** START Given information **

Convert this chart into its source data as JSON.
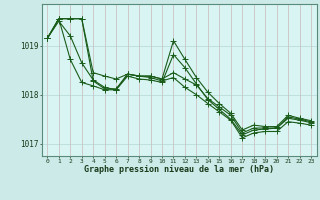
{
  "xlabel": "Graphe pression niveau de la mer (hPa)",
  "hours": [
    0,
    1,
    2,
    3,
    4,
    5,
    6,
    7,
    8,
    9,
    10,
    11,
    12,
    13,
    14,
    15,
    16,
    17,
    18,
    19,
    20,
    21,
    22,
    23
  ],
  "line_trend1": [
    1019.15,
    1019.5,
    1019.2,
    1018.65,
    1018.3,
    1018.15,
    1018.1,
    1018.38,
    1018.32,
    1018.3,
    1018.25,
    1018.82,
    1018.55,
    1018.22,
    1017.9,
    1017.7,
    1017.5,
    1017.18,
    1017.28,
    1017.3,
    1017.32,
    1017.52,
    1017.48,
    1017.43
  ],
  "line_obs_wavy": [
    1019.15,
    1019.55,
    1018.72,
    1018.25,
    1018.18,
    1018.1,
    1018.1,
    1018.42,
    1018.38,
    1018.38,
    1018.32,
    1019.1,
    1018.72,
    1018.35,
    1018.05,
    1017.82,
    1017.62,
    1017.28,
    1017.38,
    1017.35,
    1017.35,
    1017.58,
    1017.52,
    1017.47
  ],
  "line_straight1": [
    1019.15,
    1019.55,
    1019.55,
    1019.55,
    1018.45,
    1018.38,
    1018.32,
    1018.42,
    1018.38,
    1018.38,
    1018.32,
    1018.45,
    1018.32,
    1018.2,
    1017.92,
    1017.75,
    1017.58,
    1017.22,
    1017.32,
    1017.32,
    1017.32,
    1017.55,
    1017.5,
    1017.45
  ],
  "line_straight2": [
    1019.15,
    1019.55,
    1019.55,
    1019.55,
    1018.28,
    1018.12,
    1018.12,
    1018.42,
    1018.38,
    1018.35,
    1018.28,
    1018.35,
    1018.15,
    1018.0,
    1017.82,
    1017.65,
    1017.48,
    1017.12,
    1017.22,
    1017.25,
    1017.25,
    1017.45,
    1017.42,
    1017.38
  ],
  "bg_color": "#cceae8",
  "plot_bg_color": "#d8f5f3",
  "line_color": "#1a5c1a",
  "grid_color": "#b0cece",
  "ylim": [
    1016.75,
    1019.85
  ],
  "yticks": [
    1017,
    1018,
    1019
  ],
  "figsize": [
    3.2,
    2.0
  ],
  "dpi": 100
}
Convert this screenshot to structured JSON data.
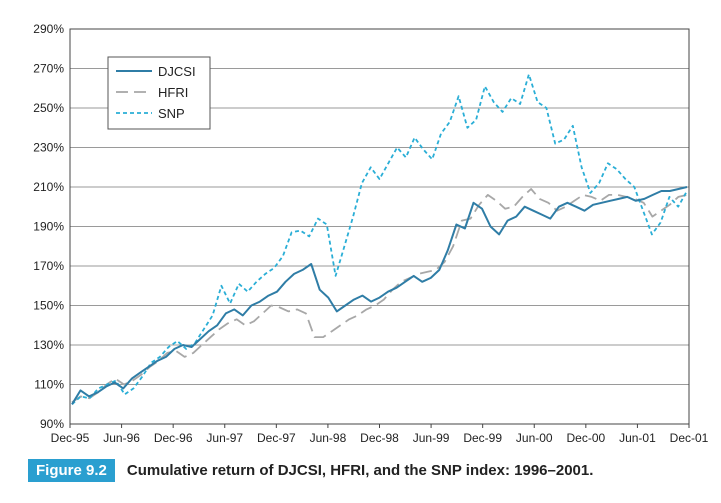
{
  "colors": {
    "DJCSI": "#2f7da6",
    "HFRI": "#a8a8a8",
    "SNP": "#2aaed6",
    "badge": "#2a9fd0"
  },
  "caption": {
    "figure_label": "Figure 9.2",
    "text": "Cumulative return of DJCSI, HFRI, and the SNP index: 1996–2001."
  },
  "chart_data": {
    "type": "line",
    "title": "",
    "xlabel": "",
    "ylabel": "",
    "ylim": [
      90,
      290
    ],
    "grid": "horizontal",
    "legend_position": "top-left",
    "y_ticks": [
      90,
      110,
      130,
      150,
      170,
      190,
      210,
      230,
      250,
      270,
      290
    ],
    "y_tick_labels": [
      "90%",
      "110%",
      "130%",
      "150%",
      "170%",
      "190%",
      "210%",
      "230%",
      "250%",
      "270%",
      "290%"
    ],
    "x_tick_labels": [
      "Dec-95",
      "Jun-96",
      "Dec-96",
      "Jun-97",
      "Dec-97",
      "Jun-98",
      "Dec-98",
      "Jun-99",
      "Dec-99",
      "Jun-00",
      "Dec-00",
      "Jun-01",
      "Dec-01"
    ],
    "x_start": "Dec-95",
    "x_end": "Dec-01",
    "series": [
      {
        "name": "DJCSI",
        "style": "solid",
        "color": "#2f7da6",
        "values": [
          100,
          107,
          104,
          106,
          109,
          111,
          108,
          113,
          116,
          119,
          122,
          124,
          128,
          130,
          129,
          133,
          137,
          140,
          146,
          148,
          145,
          150,
          152,
          155,
          157,
          162,
          166,
          168,
          171,
          158,
          154,
          147,
          150,
          153,
          155,
          152,
          154,
          157,
          159,
          162,
          165,
          162,
          164,
          168,
          178,
          191,
          189,
          202,
          199,
          190,
          186,
          193,
          195,
          200,
          198,
          196,
          194,
          200,
          202,
          200,
          198,
          201,
          202,
          203,
          204,
          205,
          203,
          204,
          206,
          208,
          208,
          209,
          210
        ]
      },
      {
        "name": "HFRI",
        "style": "dashed-long",
        "color": "#a8a8a8",
        "values": [
          101,
          104,
          103,
          106,
          110,
          113,
          110,
          112,
          115,
          119,
          122,
          126,
          127,
          124,
          126,
          130,
          134,
          138,
          141,
          143,
          140,
          142,
          146,
          150,
          149,
          147,
          148,
          146,
          134,
          134,
          137,
          140,
          143,
          145,
          148,
          150,
          153,
          158,
          162,
          164,
          166,
          167,
          168,
          172,
          180,
          193,
          194,
          201,
          206,
          203,
          199,
          200,
          205,
          209,
          204,
          202,
          198,
          200,
          203,
          206,
          205,
          203,
          206,
          206,
          205,
          204,
          202,
          195,
          198,
          201,
          205,
          206
        ]
      },
      {
        "name": "SNP",
        "style": "dotted",
        "color": "#2aaed6",
        "values": [
          100,
          104,
          103,
          108,
          110,
          112,
          105,
          108,
          114,
          121,
          124,
          129,
          132,
          128,
          131,
          138,
          145,
          160,
          151,
          161,
          157,
          162,
          166,
          169,
          175,
          187,
          188,
          185,
          194,
          191,
          165,
          180,
          195,
          212,
          220,
          214,
          222,
          230,
          225,
          235,
          229,
          224,
          237,
          243,
          256,
          240,
          244,
          261,
          253,
          248,
          255,
          252,
          267,
          253,
          250,
          232,
          234,
          241,
          220,
          207,
          212,
          222,
          219,
          214,
          210,
          198,
          186,
          192,
          205,
          200,
          208
        ]
      }
    ]
  }
}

** END Given information **

→ **Stated goal**
Leaving out the pictures, repeat the data above exactly.

→ **Task output**
Convert this chart into its source data as JSON.
{
  "xlabel": "Graphe pression niveau de la mer (hPa)",
  "hours": [
    0,
    1,
    2,
    3,
    4,
    5,
    6,
    7,
    8,
    9,
    10,
    11,
    12,
    13,
    14,
    15,
    16,
    17,
    18,
    19,
    20,
    21,
    22,
    23
  ],
  "line_trend1": [
    1019.15,
    1019.5,
    1019.2,
    1018.65,
    1018.3,
    1018.15,
    1018.1,
    1018.38,
    1018.32,
    1018.3,
    1018.25,
    1018.82,
    1018.55,
    1018.22,
    1017.9,
    1017.7,
    1017.5,
    1017.18,
    1017.28,
    1017.3,
    1017.32,
    1017.52,
    1017.48,
    1017.43
  ],
  "line_obs_wavy": [
    1019.15,
    1019.55,
    1018.72,
    1018.25,
    1018.18,
    1018.1,
    1018.1,
    1018.42,
    1018.38,
    1018.38,
    1018.32,
    1019.1,
    1018.72,
    1018.35,
    1018.05,
    1017.82,
    1017.62,
    1017.28,
    1017.38,
    1017.35,
    1017.35,
    1017.58,
    1017.52,
    1017.47
  ],
  "line_straight1": [
    1019.15,
    1019.55,
    1019.55,
    1019.55,
    1018.45,
    1018.38,
    1018.32,
    1018.42,
    1018.38,
    1018.38,
    1018.32,
    1018.45,
    1018.32,
    1018.2,
    1017.92,
    1017.75,
    1017.58,
    1017.22,
    1017.32,
    1017.32,
    1017.32,
    1017.55,
    1017.5,
    1017.45
  ],
  "line_straight2": [
    1019.15,
    1019.55,
    1019.55,
    1019.55,
    1018.28,
    1018.12,
    1018.12,
    1018.42,
    1018.38,
    1018.35,
    1018.28,
    1018.35,
    1018.15,
    1018.0,
    1017.82,
    1017.65,
    1017.48,
    1017.12,
    1017.22,
    1017.25,
    1017.25,
    1017.45,
    1017.42,
    1017.38
  ],
  "bg_color": "#cceae8",
  "plot_bg_color": "#d8f5f3",
  "line_color": "#1a5c1a",
  "grid_color": "#b0cece",
  "ylim": [
    1016.75,
    1019.85
  ],
  "yticks": [
    1017,
    1018,
    1019
  ],
  "figsize": [
    3.2,
    2.0
  ],
  "dpi": 100
}
Convert this screenshot to structured JSON data.
{
  "colors": {
    "DJCSI": "#2f7da6",
    "HFRI": "#a8a8a8",
    "SNP": "#2aaed6",
    "badge": "#2a9fd0"
  },
  "caption": {
    "figure_label": "Figure 9.2",
    "text": "Cumulative return of DJCSI, HFRI, and the SNP index: 1996–2001."
  },
  "chart_data": {
    "type": "line",
    "title": "",
    "xlabel": "",
    "ylabel": "",
    "ylim": [
      90,
      290
    ],
    "grid": "horizontal",
    "legend_position": "top-left",
    "y_ticks": [
      90,
      110,
      130,
      150,
      170,
      190,
      210,
      230,
      250,
      270,
      290
    ],
    "y_tick_labels": [
      "90%",
      "110%",
      "130%",
      "150%",
      "170%",
      "190%",
      "210%",
      "230%",
      "250%",
      "270%",
      "290%"
    ],
    "x_tick_labels": [
      "Dec-95",
      "Jun-96",
      "Dec-96",
      "Jun-97",
      "Dec-97",
      "Jun-98",
      "Dec-98",
      "Jun-99",
      "Dec-99",
      "Jun-00",
      "Dec-00",
      "Jun-01",
      "Dec-01"
    ],
    "x_start": "Dec-95",
    "x_end": "Dec-01",
    "series": [
      {
        "name": "DJCSI",
        "style": "solid",
        "color": "#2f7da6",
        "values": [
          100,
          107,
          104,
          106,
          109,
          111,
          108,
          113,
          116,
          119,
          122,
          124,
          128,
          130,
          129,
          133,
          137,
          140,
          146,
          148,
          145,
          150,
          152,
          155,
          157,
          162,
          166,
          168,
          171,
          158,
          154,
          147,
          150,
          153,
          155,
          152,
          154,
          157,
          159,
          162,
          165,
          162,
          164,
          168,
          178,
          191,
          189,
          202,
          199,
          190,
          186,
          193,
          195,
          200,
          198,
          196,
          194,
          200,
          202,
          200,
          198,
          201,
          202,
          203,
          204,
          205,
          203,
          204,
          206,
          208,
          208,
          209,
          210
        ]
      },
      {
        "name": "HFRI",
        "style": "dashed-long",
        "color": "#a8a8a8",
        "values": [
          101,
          104,
          103,
          106,
          110,
          113,
          110,
          112,
          115,
          119,
          122,
          126,
          127,
          124,
          126,
          130,
          134,
          138,
          141,
          143,
          140,
          142,
          146,
          150,
          149,
          147,
          148,
          146,
          134,
          134,
          137,
          140,
          143,
          145,
          148,
          150,
          153,
          158,
          162,
          164,
          166,
          167,
          168,
          172,
          180,
          193,
          194,
          201,
          206,
          203,
          199,
          200,
          205,
          209,
          204,
          202,
          198,
          200,
          203,
          206,
          205,
          203,
          206,
          206,
          205,
          204,
          202,
          195,
          198,
          201,
          205,
          206
        ]
      },
      {
        "name": "SNP",
        "style": "dotted",
        "color": "#2aaed6",
        "values": [
          100,
          104,
          103,
          108,
          110,
          112,
          105,
          108,
          114,
          121,
          124,
          129,
          132,
          128,
          131,
          138,
          145,
          160,
          151,
          161,
          157,
          162,
          166,
          169,
          175,
          187,
          188,
          185,
          194,
          191,
          165,
          180,
          195,
          212,
          220,
          214,
          222,
          230,
          225,
          235,
          229,
          224,
          237,
          243,
          256,
          240,
          244,
          261,
          253,
          248,
          255,
          252,
          267,
          253,
          250,
          232,
          234,
          241,
          220,
          207,
          212,
          222,
          219,
          214,
          210,
          198,
          186,
          192,
          205,
          200,
          208
        ]
      }
    ]
  }
}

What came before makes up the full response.